Transcribe the lines exactly, beginning with the one that contains "Transcribe this image's" and ending with the final line of the records. Do not transcribe pictures.

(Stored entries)
- - - -
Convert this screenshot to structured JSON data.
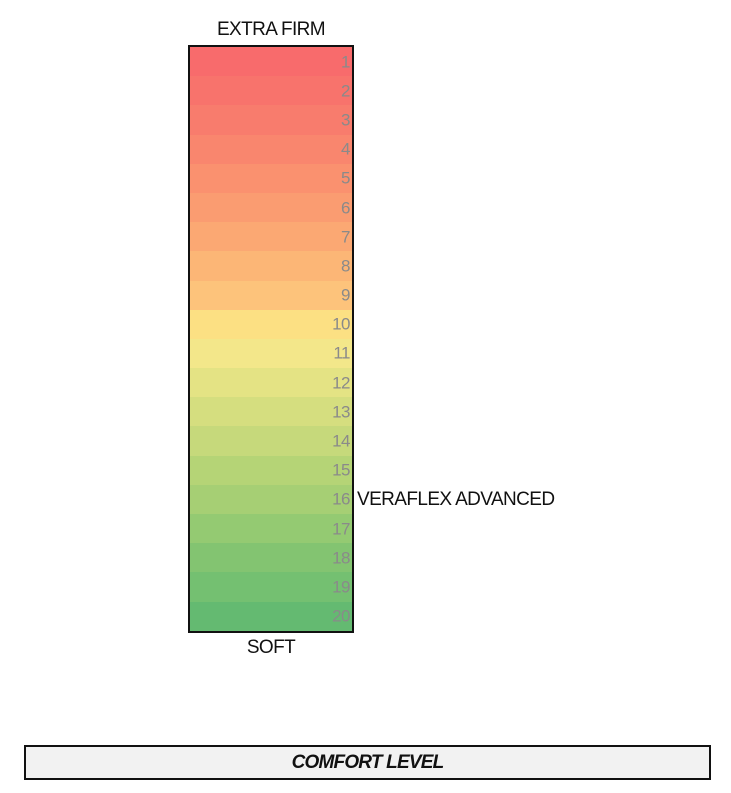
{
  "chart_data": {
    "type": "table",
    "top_label": "EXTRA FIRM",
    "bottom_label": "SOFT",
    "levels": [
      1,
      2,
      3,
      4,
      5,
      6,
      7,
      8,
      9,
      10,
      11,
      12,
      13,
      14,
      15,
      16,
      17,
      18,
      19,
      20
    ],
    "colors": [
      "#f86b6c",
      "#f8736c",
      "#f87c6d",
      "#f9866e",
      "#fa916f",
      "#fa9c71",
      "#fba873",
      "#fcb676",
      "#fdc37b",
      "#fce083",
      "#f3e78a",
      "#e4e384",
      "#d5de7f",
      "#c6d97b",
      "#b5d476",
      "#a6cf74",
      "#94ca72",
      "#83c471",
      "#74c071",
      "#64ba71"
    ],
    "marker": {
      "level": 16,
      "label": "VERAFLEX ADVANCED"
    }
  },
  "footer": {
    "title": "COMFORT LEVEL"
  }
}
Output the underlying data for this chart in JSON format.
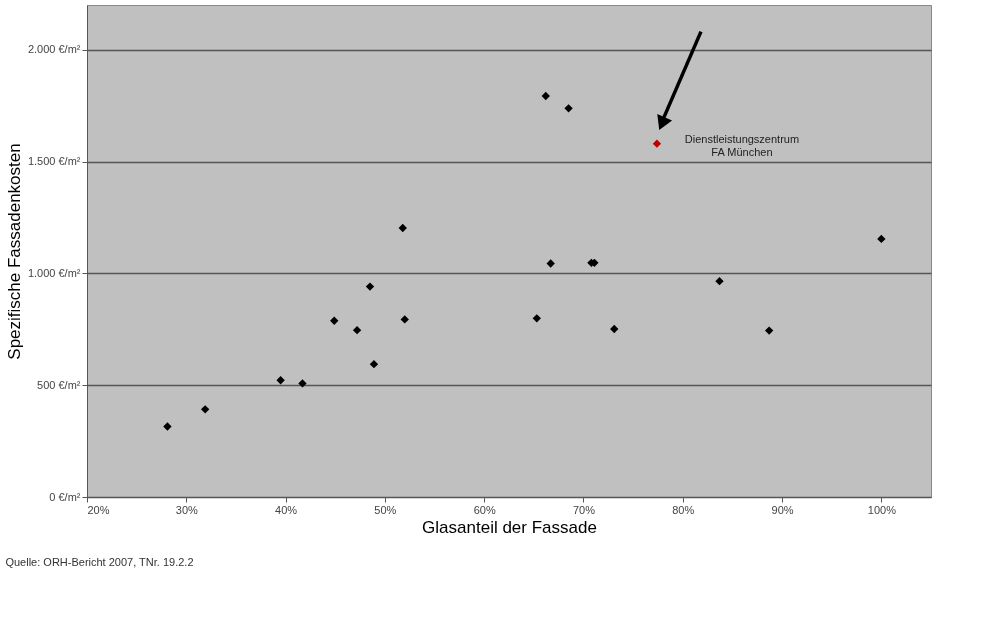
{
  "chart_data": {
    "type": "scatter",
    "xlabel": "Glasanteil der Fassade",
    "ylabel": "Spezifische Fassadenkosten",
    "series": [
      {
        "color": "#000000",
        "x": [
          28.1,
          31.9,
          39.5,
          41.7,
          44.9,
          47.2,
          48.5,
          48.9,
          51.8,
          52.0,
          65.3,
          66.2,
          66.7,
          68.5,
          70.8,
          71.1,
          73.1,
          83.7,
          88.7,
          100.0
        ],
        "values": [
          315,
          392,
          522,
          508,
          788,
          746,
          941,
          594,
          1203,
          794,
          799,
          1793,
          1044,
          1738,
          1047,
          1047,
          751,
          965,
          744,
          1154
        ]
      },
      {
        "color": "#c00000",
        "x": [
          77.4
        ],
        "values": [
          1580
        ]
      }
    ],
    "xlim": [
      20,
      105
    ],
    "xticks": [
      {
        "value": 20,
        "label": "20%"
      },
      {
        "value": 30,
        "label": "30%"
      },
      {
        "value": 40,
        "label": "40%"
      },
      {
        "value": 50,
        "label": "50%"
      },
      {
        "value": 60,
        "label": "60%"
      },
      {
        "value": 70,
        "label": "70%"
      },
      {
        "value": 80,
        "label": "80%"
      },
      {
        "value": 90,
        "label": "90%"
      },
      {
        "value": 100,
        "label": "100%"
      }
    ],
    "ylim": [
      0,
      2200
    ],
    "yticks": [
      {
        "value": 0,
        "label": "0 €/m²"
      },
      {
        "value": 500,
        "label": "500 €/m²"
      },
      {
        "value": 1000,
        "label": "1.000 €/m²"
      },
      {
        "value": 1500,
        "label": "1.500 €/m²"
      },
      {
        "value": 2000,
        "label": "2.000 €/m²"
      }
    ],
    "grid": "y",
    "marker": "diamond",
    "annotations": [
      {
        "text": "Dienstleistungszentrum\nFA München",
        "x": 77.4,
        "y": 1580
      },
      "Quelle: ORH-Bericht 2007, TNr. 19.2.2"
    ]
  }
}
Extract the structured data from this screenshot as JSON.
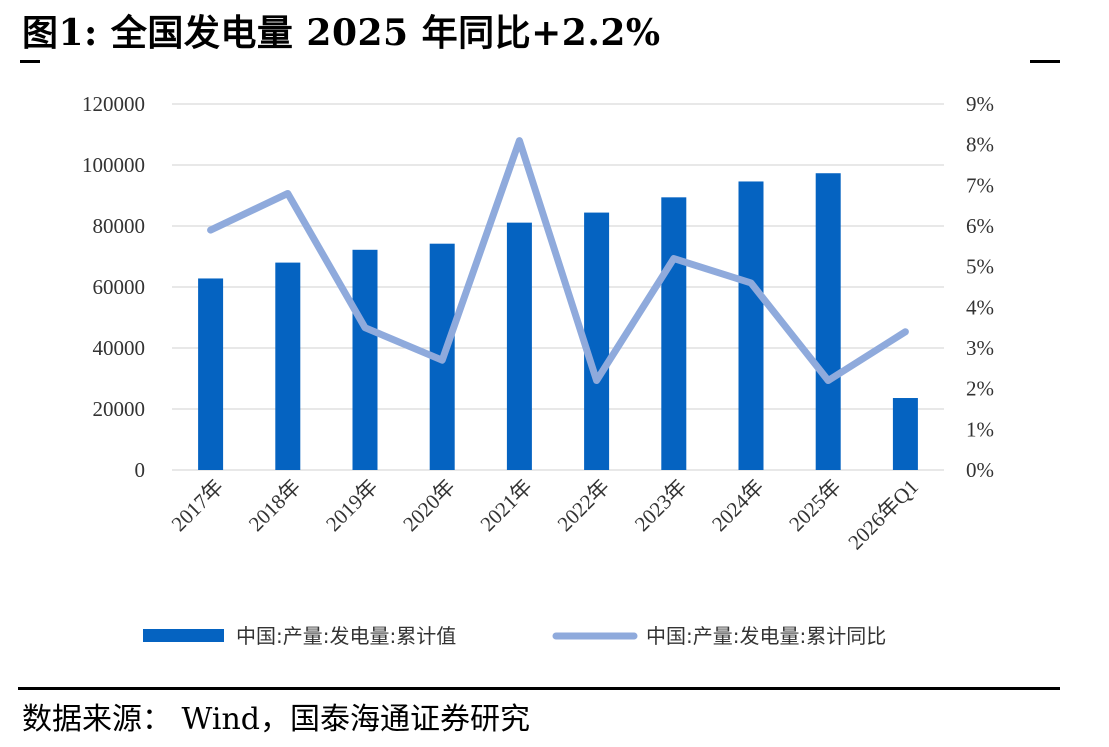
{
  "header": {
    "title": "图1:  全国发电量 2025 年同比+2.2%"
  },
  "footer": {
    "source": "数据来源： Wind，国泰海通证券研究"
  },
  "chart_data": {
    "type": "bar",
    "categories": [
      "2017年",
      "2018年",
      "2019年",
      "2020年",
      "2021年",
      "2022年",
      "2023年",
      "2024年",
      "2025年",
      "2026年Q1"
    ],
    "series": [
      {
        "name": "中国:产量:发电量:累计值",
        "type": "bar",
        "axis": "left",
        "color": "#0563C1",
        "values": [
          62800,
          68000,
          72200,
          74200,
          81100,
          84400,
          89400,
          94600,
          97300,
          23600
        ]
      },
      {
        "name": "中国:产量:发电量:累计同比",
        "type": "line",
        "axis": "right",
        "color": "#8FAADC",
        "values": [
          5.9,
          6.8,
          3.5,
          2.7,
          8.1,
          2.2,
          5.2,
          4.6,
          2.2,
          3.4
        ]
      }
    ],
    "y_left": {
      "lim": [
        0,
        120000
      ],
      "ticks": [
        "0",
        "20000",
        "40000",
        "60000",
        "80000",
        "100000",
        "120000"
      ]
    },
    "y_right": {
      "lim": [
        0,
        9
      ],
      "ticks": [
        "0%",
        "1%",
        "2%",
        "3%",
        "4%",
        "5%",
        "6%",
        "7%",
        "8%",
        "9%"
      ]
    },
    "grid": true,
    "legend": "bottom"
  }
}
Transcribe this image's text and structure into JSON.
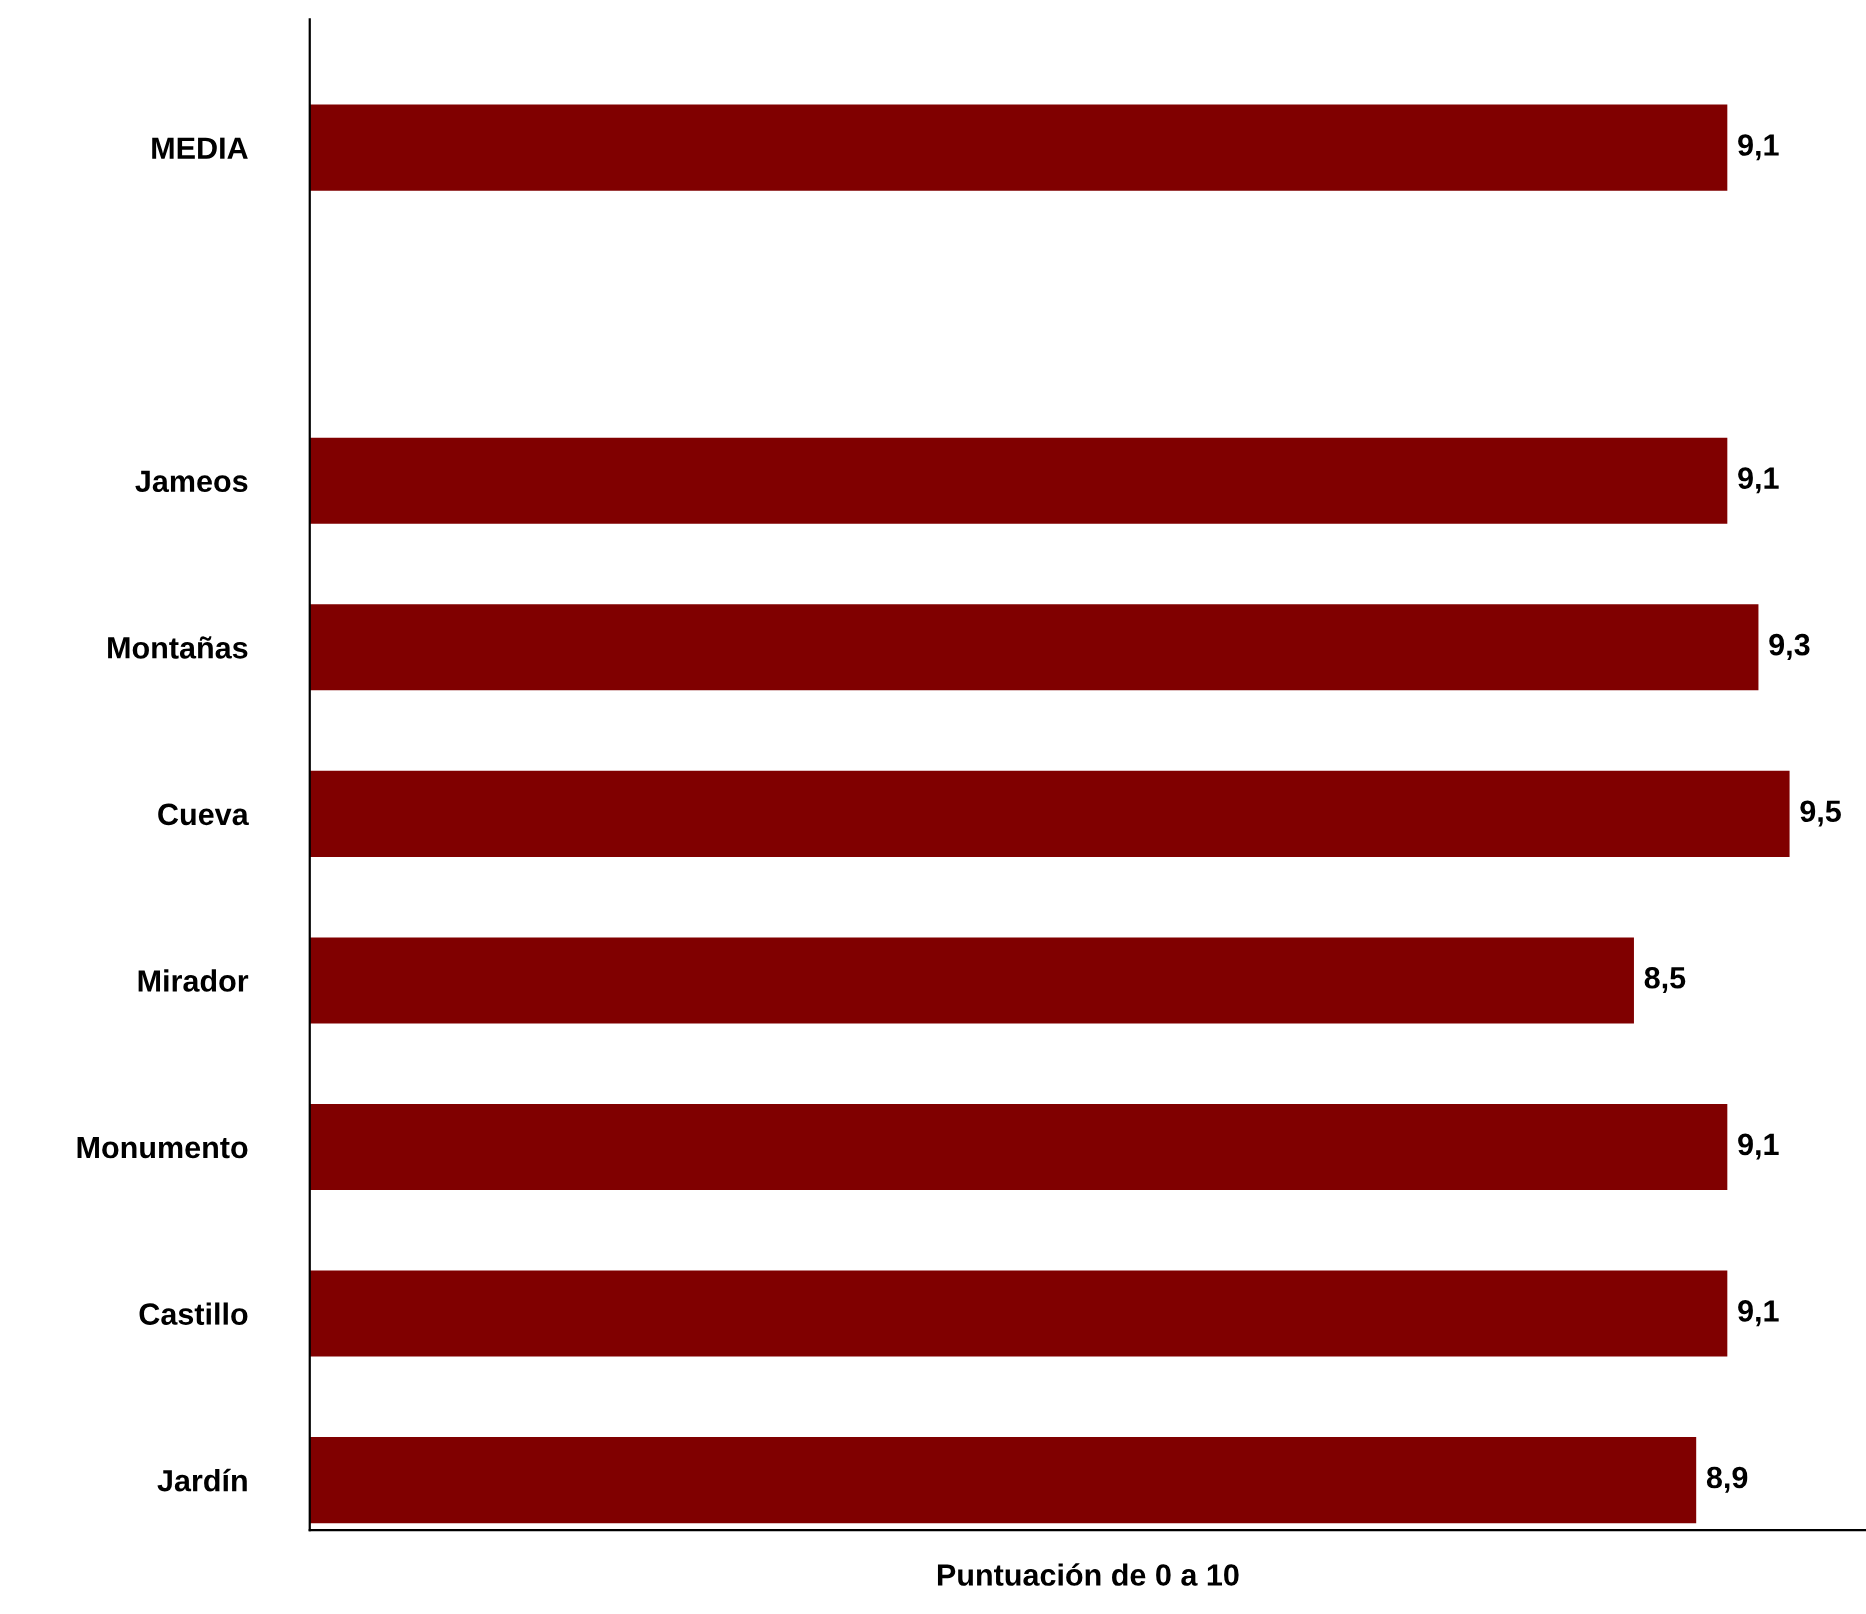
{
  "chart_data": {
    "type": "bar",
    "orientation": "horizontal",
    "xlabel": "Puntuación de 0 a 10",
    "categories": [
      "MEDIA",
      null,
      "Jameos",
      "Montañas",
      "Cueva",
      "Mirador",
      "Monumento",
      "Castillo",
      "Jardín"
    ],
    "values": [
      9.1,
      null,
      9.1,
      9.3,
      9.5,
      8.5,
      9.1,
      9.1,
      8.9
    ],
    "value_labels": [
      "9,1",
      null,
      "9,1",
      "9,3",
      "9,5",
      "8,5",
      "9,1",
      "9,1",
      "8,9"
    ],
    "color": "#800000",
    "xlim": [
      0,
      10
    ],
    "tick_labels": "y",
    "grid": false,
    "legend": false
  }
}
- - - -
• _OUTPUT OF THE TASK_:
Transcribe this image's text and structure into JSON.
{
  "chart_data": {
    "type": "bar",
    "orientation": "horizontal",
    "xlabel": "Puntuación de 0 a 10",
    "categories": [
      "MEDIA",
      null,
      "Jameos",
      "Montañas",
      "Cueva",
      "Mirador",
      "Monumento",
      "Castillo",
      "Jardín"
    ],
    "values": [
      9.1,
      null,
      9.1,
      9.3,
      9.5,
      8.5,
      9.1,
      9.1,
      8.9
    ],
    "value_labels": [
      "9,1",
      null,
      "9,1",
      "9,3",
      "9,5",
      "8,5",
      "9,1",
      "9,1",
      "8,9"
    ],
    "color": "#800000",
    "xlim": [
      0,
      10
    ],
    "tick_labels": "y",
    "grid": false,
    "legend": false
  }
}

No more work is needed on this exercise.